**TASK TO COMPLETE**
Reproduce all the lines exactly as they stand, apart from the pictures.

##############################

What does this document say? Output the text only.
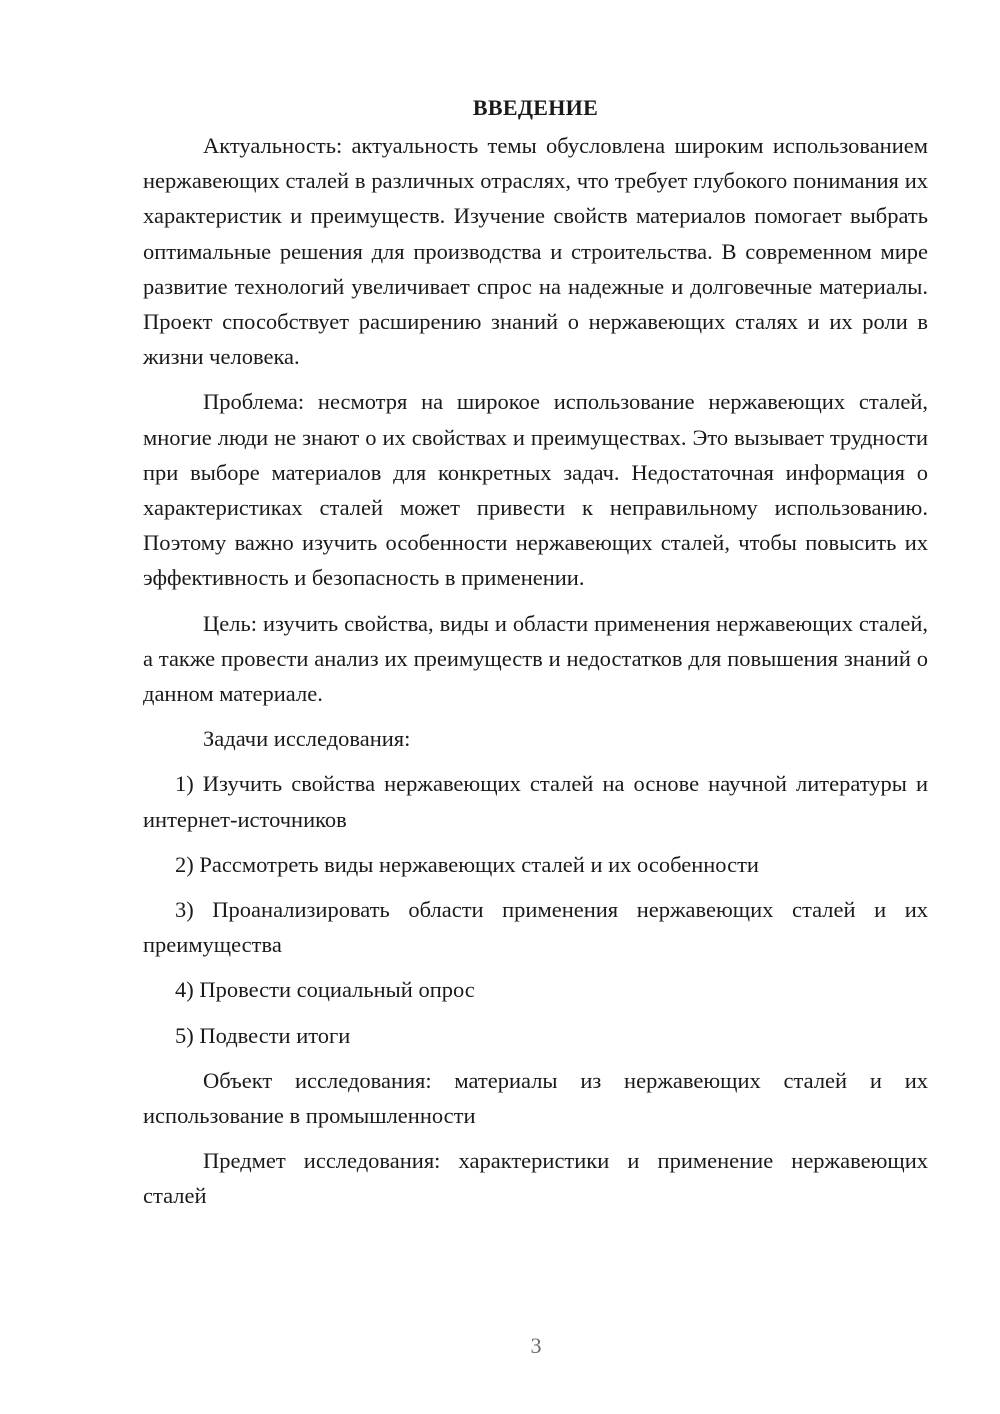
ВВЕДЕНИЕ

Актуальность: актуальность темы обусловлена широким использованием нержавеющих сталей в различных отраслях, что требует глубокого понимания их характеристик и преимуществ. Изучение свойств материалов помогает выбрать оптимальные решения для производства и строительства. В современном мире развитие технологий увеличивает спрос на надежные и долговечные материалы. Проект способствует расширению знаний о нержавеющих сталях и их роли в жизни человека.

Проблема: несмотря на широкое использование нержавеющих сталей, многие люди не знают о их свойствах и преимуществах. Это вызывает трудности при выборе материалов для конкретных задач. Недостаточная информация о характеристиках сталей может привести к неправильному использованию. Поэтому важно изучить особенности нержавеющих сталей, чтобы повысить их эффективность и безопасность в применении.

Цель: изучить свойства, виды и области применения нержавеющих сталей, а также провести анализ их преимуществ и недостатков для повышения знаний о данном материале.

Задачи исследования:

1) Изучить свойства нержавеющих сталей на основе научной литературы и интернет-источников

2) Рассмотреть виды нержавеющих сталей и их особенности

3) Проанализировать области применения нержавеющих сталей и их преимущества

4) Провести социальный опрос

5) Подвести итоги

Объект исследования: материалы из нержавеющих сталей и их использование в промышленности

Предмет исследования: характеристики и применение нержавеющих сталей

3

##############################

**ANSWER TO THIS TASK**
What does this document say? Output the text only.
ВВЕДЕНИЕ

Актуальность: актуальность темы обусловлена широким использованием нержавеющих сталей в различных отраслях, что требует глубокого понимания их характеристик и преимуществ. Изучение свойств материалов помогает выбрать оптимальные решения для производства и строительства. В современном мире развитие технологий увеличивает спрос на надежные и долговечные материалы. Проект способствует расширению знаний о нержавеющих сталях и их роли в жизни человека.

Проблема: несмотря на широкое использование нержавеющих сталей, многие люди не знают о их свойствах и преимуществах. Это вызывает трудности при выборе материалов для конкретных задач. Недостаточная информация о характеристиках сталей может привести к неправильному использованию. Поэтому важно изучить особенности нержавеющих сталей, чтобы повысить их эффективность и безопасность в применении.

Цель: изучить свойства, виды и области применения нержавеющих сталей, а также провести анализ их преимуществ и недостатков для повышения знаний о данном материале.

Задачи исследования:

1) Изучить свойства нержавеющих сталей на основе научной литературы и интернет-источников

2) Рассмотреть виды нержавеющих сталей и их особенности

3) Проанализировать области применения нержавеющих сталей и их преимущества

4) Провести социальный опрос

5) Подвести итоги

Объект исследования: материалы из нержавеющих сталей и их использование в промышленности

Предмет исследования: характеристики и применение нержавеющих сталей

3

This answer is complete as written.